Start Raw records

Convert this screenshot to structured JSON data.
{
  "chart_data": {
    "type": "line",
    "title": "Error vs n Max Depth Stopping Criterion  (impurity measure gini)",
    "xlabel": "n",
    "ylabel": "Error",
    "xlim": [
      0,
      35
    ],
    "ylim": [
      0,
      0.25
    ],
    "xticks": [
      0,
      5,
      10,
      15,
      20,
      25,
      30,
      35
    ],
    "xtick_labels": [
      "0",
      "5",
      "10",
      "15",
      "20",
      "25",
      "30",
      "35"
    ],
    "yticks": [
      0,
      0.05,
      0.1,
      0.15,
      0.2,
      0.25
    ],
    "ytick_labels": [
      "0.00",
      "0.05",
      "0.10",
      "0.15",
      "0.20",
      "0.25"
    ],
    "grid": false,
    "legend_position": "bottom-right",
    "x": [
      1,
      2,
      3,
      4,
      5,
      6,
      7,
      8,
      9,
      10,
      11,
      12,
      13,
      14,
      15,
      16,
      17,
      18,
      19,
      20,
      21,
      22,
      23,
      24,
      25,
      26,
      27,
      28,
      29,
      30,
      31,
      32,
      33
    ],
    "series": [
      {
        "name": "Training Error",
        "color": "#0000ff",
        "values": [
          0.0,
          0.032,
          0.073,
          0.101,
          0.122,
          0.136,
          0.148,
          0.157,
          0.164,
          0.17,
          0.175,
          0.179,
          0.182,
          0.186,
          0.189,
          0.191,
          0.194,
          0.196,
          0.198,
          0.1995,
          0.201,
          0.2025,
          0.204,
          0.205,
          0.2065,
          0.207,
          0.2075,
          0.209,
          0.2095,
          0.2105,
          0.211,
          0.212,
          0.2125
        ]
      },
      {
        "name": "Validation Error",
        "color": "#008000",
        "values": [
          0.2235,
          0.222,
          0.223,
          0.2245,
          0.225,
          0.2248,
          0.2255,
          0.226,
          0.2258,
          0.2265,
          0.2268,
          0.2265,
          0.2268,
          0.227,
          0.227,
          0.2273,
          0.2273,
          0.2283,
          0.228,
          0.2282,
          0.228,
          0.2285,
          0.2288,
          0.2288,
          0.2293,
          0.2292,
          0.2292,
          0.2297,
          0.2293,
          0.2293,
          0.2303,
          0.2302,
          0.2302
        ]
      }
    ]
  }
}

End Raw records

• _Exercise goal_: Tell how many lines in the records above contain "name", giving the number and no other words.

• _Solution to this exercise_: 2